■ **Given exercise**
Restate the entries below word for word, omitting nothing.

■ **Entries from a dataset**
--------------------------------------------------
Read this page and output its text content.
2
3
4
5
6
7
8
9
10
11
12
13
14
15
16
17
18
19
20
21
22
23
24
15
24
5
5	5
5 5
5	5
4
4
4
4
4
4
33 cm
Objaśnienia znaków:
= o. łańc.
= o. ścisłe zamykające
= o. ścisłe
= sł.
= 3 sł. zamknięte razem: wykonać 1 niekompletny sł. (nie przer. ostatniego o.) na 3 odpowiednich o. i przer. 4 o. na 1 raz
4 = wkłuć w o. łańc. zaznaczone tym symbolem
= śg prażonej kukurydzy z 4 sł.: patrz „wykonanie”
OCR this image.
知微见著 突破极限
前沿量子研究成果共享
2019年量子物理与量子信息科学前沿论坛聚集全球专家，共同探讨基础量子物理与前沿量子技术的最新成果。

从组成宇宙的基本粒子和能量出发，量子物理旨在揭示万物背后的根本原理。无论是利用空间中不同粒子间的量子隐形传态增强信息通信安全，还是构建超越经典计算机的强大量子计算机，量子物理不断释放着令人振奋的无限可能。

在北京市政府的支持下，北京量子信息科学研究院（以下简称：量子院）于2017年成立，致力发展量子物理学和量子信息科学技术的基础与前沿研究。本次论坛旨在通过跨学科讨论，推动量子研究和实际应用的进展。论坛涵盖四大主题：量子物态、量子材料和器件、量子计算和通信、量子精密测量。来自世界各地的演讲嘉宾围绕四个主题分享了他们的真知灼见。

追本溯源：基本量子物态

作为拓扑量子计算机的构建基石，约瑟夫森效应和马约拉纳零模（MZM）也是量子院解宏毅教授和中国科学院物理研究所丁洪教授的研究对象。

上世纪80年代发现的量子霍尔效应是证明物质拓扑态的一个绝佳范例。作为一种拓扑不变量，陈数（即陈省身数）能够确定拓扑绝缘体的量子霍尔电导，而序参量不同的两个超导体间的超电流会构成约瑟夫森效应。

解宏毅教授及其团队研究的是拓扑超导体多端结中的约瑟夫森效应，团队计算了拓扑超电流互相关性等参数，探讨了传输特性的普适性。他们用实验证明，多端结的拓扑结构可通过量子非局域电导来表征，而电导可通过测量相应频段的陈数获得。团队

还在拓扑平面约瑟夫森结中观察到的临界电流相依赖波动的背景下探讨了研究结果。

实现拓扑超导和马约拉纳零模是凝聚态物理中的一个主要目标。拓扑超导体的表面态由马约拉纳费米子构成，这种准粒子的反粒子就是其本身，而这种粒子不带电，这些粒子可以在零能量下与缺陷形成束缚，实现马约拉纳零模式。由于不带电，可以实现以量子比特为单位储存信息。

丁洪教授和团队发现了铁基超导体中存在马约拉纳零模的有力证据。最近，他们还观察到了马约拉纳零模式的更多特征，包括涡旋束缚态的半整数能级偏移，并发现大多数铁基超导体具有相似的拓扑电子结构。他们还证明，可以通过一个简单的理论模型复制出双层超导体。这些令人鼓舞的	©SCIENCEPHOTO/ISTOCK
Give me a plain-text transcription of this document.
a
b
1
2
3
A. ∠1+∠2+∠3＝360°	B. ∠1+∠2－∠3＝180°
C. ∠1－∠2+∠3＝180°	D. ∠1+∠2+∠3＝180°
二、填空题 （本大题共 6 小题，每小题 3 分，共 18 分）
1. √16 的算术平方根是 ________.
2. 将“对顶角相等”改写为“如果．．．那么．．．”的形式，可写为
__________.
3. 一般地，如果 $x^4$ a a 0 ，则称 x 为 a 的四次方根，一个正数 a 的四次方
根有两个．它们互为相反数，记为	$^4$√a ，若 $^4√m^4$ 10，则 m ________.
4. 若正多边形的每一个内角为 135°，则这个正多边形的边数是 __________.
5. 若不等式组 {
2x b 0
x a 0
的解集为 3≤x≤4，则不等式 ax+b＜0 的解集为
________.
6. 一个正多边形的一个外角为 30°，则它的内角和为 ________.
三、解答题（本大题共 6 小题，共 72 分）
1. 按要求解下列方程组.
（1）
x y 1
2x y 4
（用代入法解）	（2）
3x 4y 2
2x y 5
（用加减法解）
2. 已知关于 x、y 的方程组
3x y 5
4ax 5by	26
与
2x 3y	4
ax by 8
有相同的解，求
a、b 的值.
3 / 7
--------------------------------------------------
■ **Written response**
Read this page and output its text content.
2
3
4
5
6
7
8
9
10
11
12
13
14
15
16
17
18
19
20
21
22
23
24
15
24
5
5	5
5 5
5	5
4
4
4
4
4
4
33 cm
Objaśnienia znaków:
= o. łańc.
= o. ścisłe zamykające
= o. ścisłe
= sł.
= 3 sł. zamknięte razem: wykonać 1 niekompletny sł. (nie przer. ostatniego o.) na 3 odpowiednich o. i przer. 4 o. na 1 raz
4 = wkłuć w o. łańc. zaznaczone tym symbolem
= śg prażonej kukurydzy z 4 sł.: patrz „wykonanie”
OCR this image.
知微见著 突破极限
前沿量子研究成果共享
2019年量子物理与量子信息科学前沿论坛聚集全球专家，共同探讨基础量子物理与前沿量子技术的最新成果。

从组成宇宙的基本粒子和能量出发，量子物理旨在揭示万物背后的根本原理。无论是利用空间中不同粒子间的量子隐形传态增强信息通信安全，还是构建超越经典计算机的强大量子计算机，量子物理不断释放着令人振奋的无限可能。

在北京市政府的支持下，北京量子信息科学研究院（以下简称：量子院）于2017年成立，致力发展量子物理学和量子信息科学技术的基础与前沿研究。本次论坛旨在通过跨学科讨论，推动量子研究和实际应用的进展。论坛涵盖四大主题：量子物态、量子材料和器件、量子计算和通信、量子精密测量。来自世界各地的演讲嘉宾围绕四个主题分享了他们的真知灼见。

追本溯源：基本量子物态

作为拓扑量子计算机的构建基石，约瑟夫森效应和马约拉纳零模（MZM）也是量子院解宏毅教授和中国科学院物理研究所丁洪教授的研究对象。

上世纪80年代发现的量子霍尔效应是证明物质拓扑态的一个绝佳范例。作为一种拓扑不变量，陈数（即陈省身数）能够确定拓扑绝缘体的量子霍尔电导，而序参量不同的两个超导体间的超电流会构成约瑟夫森效应。

解宏毅教授及其团队研究的是拓扑超导体多端结中的约瑟夫森效应，团队计算了拓扑超电流互相关性等参数，探讨了传输特性的普适性。他们用实验证明，多端结的拓扑结构可通过量子非局域电导来表征，而电导可通过测量相应频段的陈数获得。团队

还在拓扑平面约瑟夫森结中观察到的临界电流相依赖波动的背景下探讨了研究结果。

实现拓扑超导和马约拉纳零模是凝聚态物理中的一个主要目标。拓扑超导体的表面态由马约拉纳费米子构成，这种准粒子的反粒子就是其本身，而这种粒子不带电，这些粒子可以在零能量下与缺陷形成束缚，实现马约拉纳零模式。由于不带电，可以实现以量子比特为单位储存信息。

丁洪教授和团队发现了铁基超导体中存在马约拉纳零模的有力证据。最近，他们还观察到了马约拉纳零模式的更多特征，包括涡旋束缚态的半整数能级偏移，并发现大多数铁基超导体具有相似的拓扑电子结构。他们还证明，可以通过一个简单的理论模型复制出双层超导体。这些令人鼓舞的	©SCIENCEPHOTO/ISTOCK
Give me a plain-text transcription of this document.
a
b
1
2
3
A. ∠1+∠2+∠3＝360°	B. ∠1+∠2－∠3＝180°
C. ∠1－∠2+∠3＝180°	D. ∠1+∠2+∠3＝180°
二、填空题 （本大题共 6 小题，每小题 3 分，共 18 分）
1. √16 的算术平方根是 ________.
2. 将“对顶角相等”改写为“如果．．．那么．．．”的形式，可写为
__________.
3. 一般地，如果 $x^4$ a a 0 ，则称 x 为 a 的四次方根，一个正数 a 的四次方
根有两个．它们互为相反数，记为	$^4$√a ，若 $^4√m^4$ 10，则 m ________.
4. 若正多边形的每一个内角为 135°，则这个正多边形的边数是 __________.
5. 若不等式组 {
2x b 0
x a 0
的解集为 3≤x≤4，则不等式 ax+b＜0 的解集为
________.
6. 一个正多边形的一个外角为 30°，则它的内角和为 ________.
三、解答题（本大题共 6 小题，共 72 分）
1. 按要求解下列方程组.
（1）
x y 1
2x y 4
（用代入法解）	（2）
3x 4y 2
2x y 5
（用加减法解）
2. 已知关于 x、y 的方程组
3x y 5
4ax 5by	26
与
2x 3y	4
ax by 8
有相同的解，求
a、b 的值.
3 / 7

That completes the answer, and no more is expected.